* **EXTRACTED MATERIAL**:
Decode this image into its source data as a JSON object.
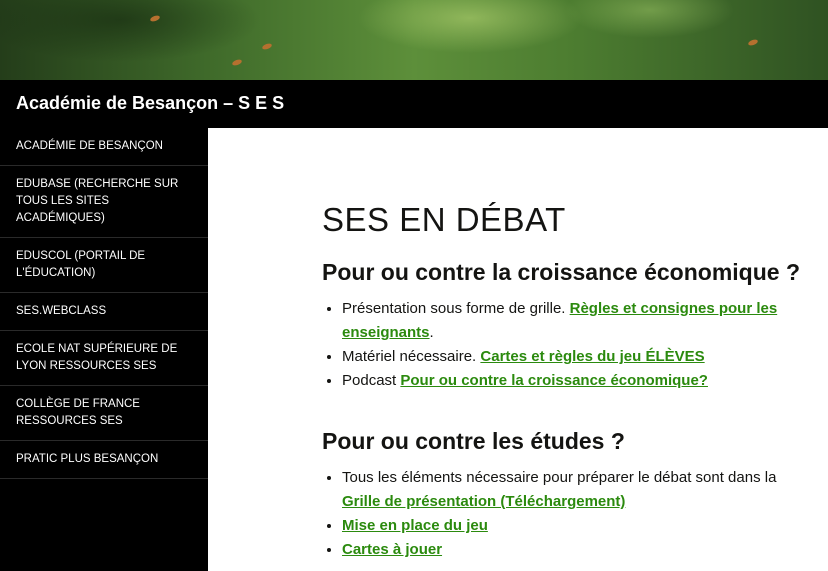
{
  "site": {
    "title": "Académie de Besançon – S E S"
  },
  "sidebar": {
    "items": [
      {
        "label": "ACADÉMIE DE BESANÇON"
      },
      {
        "label": "EDUBASE (RECHERCHE SUR TOUS LES SITES ACADÉMIQUES)"
      },
      {
        "label": "EDUSCOL (PORTAIL DE L'ÉDUCATION)"
      },
      {
        "label": "SES.WEBCLASS"
      },
      {
        "label": "ECOLE NAT SUPÉRIEURE DE LYON RESSOURCES SES"
      },
      {
        "label": "COLLÈGE DE FRANCE RESSOURCES SES"
      },
      {
        "label": "PRATIC PLUS BESANÇON"
      }
    ]
  },
  "main": {
    "page_title": "SES en débat",
    "sections": [
      {
        "heading": "Pour ou contre la croissance économique ?",
        "items": [
          {
            "text": "Présentation sous forme de grille. ",
            "link": "Règles et consignes pour les enseignants",
            "suffix": "."
          },
          {
            "text": "Matériel nécessaire. ",
            "link": "Cartes et règles du jeu ÉLÈVES",
            "suffix": ""
          },
          {
            "text": "Podcast ",
            "link": "Pour ou contre la croissance économique?",
            "suffix": ""
          }
        ]
      },
      {
        "heading": "Pour ou contre les études ?",
        "items": [
          {
            "text": "Tous les éléments nécessaire pour préparer le débat sont dans la ",
            "link": "Grille de présentation (Téléchargement)",
            "suffix": ""
          },
          {
            "text": "",
            "link": "Mise en place du jeu",
            "suffix": ""
          },
          {
            "text": "",
            "link": "Cartes à jouer",
            "suffix": ""
          }
        ]
      }
    ]
  }
}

* **YOUR OBJECTIVE**: Reproduce all of the material exactly, apart from the pictures.

* **EXERCISE OUTPUT**:
Decode this image into its source data as a JSON object.
{
  "site": {
    "title": "Académie de Besançon – S E S"
  },
  "sidebar": {
    "items": [
      {
        "label": "ACADÉMIE DE BESANÇON"
      },
      {
        "label": "EDUBASE (RECHERCHE SUR TOUS LES SITES ACADÉMIQUES)"
      },
      {
        "label": "EDUSCOL (PORTAIL DE L'ÉDUCATION)"
      },
      {
        "label": "SES.WEBCLASS"
      },
      {
        "label": "ECOLE NAT SUPÉRIEURE DE LYON RESSOURCES SES"
      },
      {
        "label": "COLLÈGE DE FRANCE RESSOURCES SES"
      },
      {
        "label": "PRATIC PLUS BESANÇON"
      }
    ]
  },
  "main": {
    "page_title": "SES en débat",
    "sections": [
      {
        "heading": "Pour ou contre la croissance économique ?",
        "items": [
          {
            "text": "Présentation sous forme de grille. ",
            "link": "Règles et consignes pour les enseignants",
            "suffix": "."
          },
          {
            "text": "Matériel nécessaire. ",
            "link": "Cartes et règles du jeu ÉLÈVES",
            "suffix": ""
          },
          {
            "text": "Podcast ",
            "link": "Pour ou contre la croissance économique?",
            "suffix": ""
          }
        ]
      },
      {
        "heading": "Pour ou contre les études ?",
        "items": [
          {
            "text": "Tous les éléments nécessaire pour préparer le débat sont dans la ",
            "link": "Grille de présentation (Téléchargement)",
            "suffix": ""
          },
          {
            "text": "",
            "link": "Mise en place du jeu",
            "suffix": ""
          },
          {
            "text": "",
            "link": "Cartes à jouer",
            "suffix": ""
          }
        ]
      }
    ]
  }
}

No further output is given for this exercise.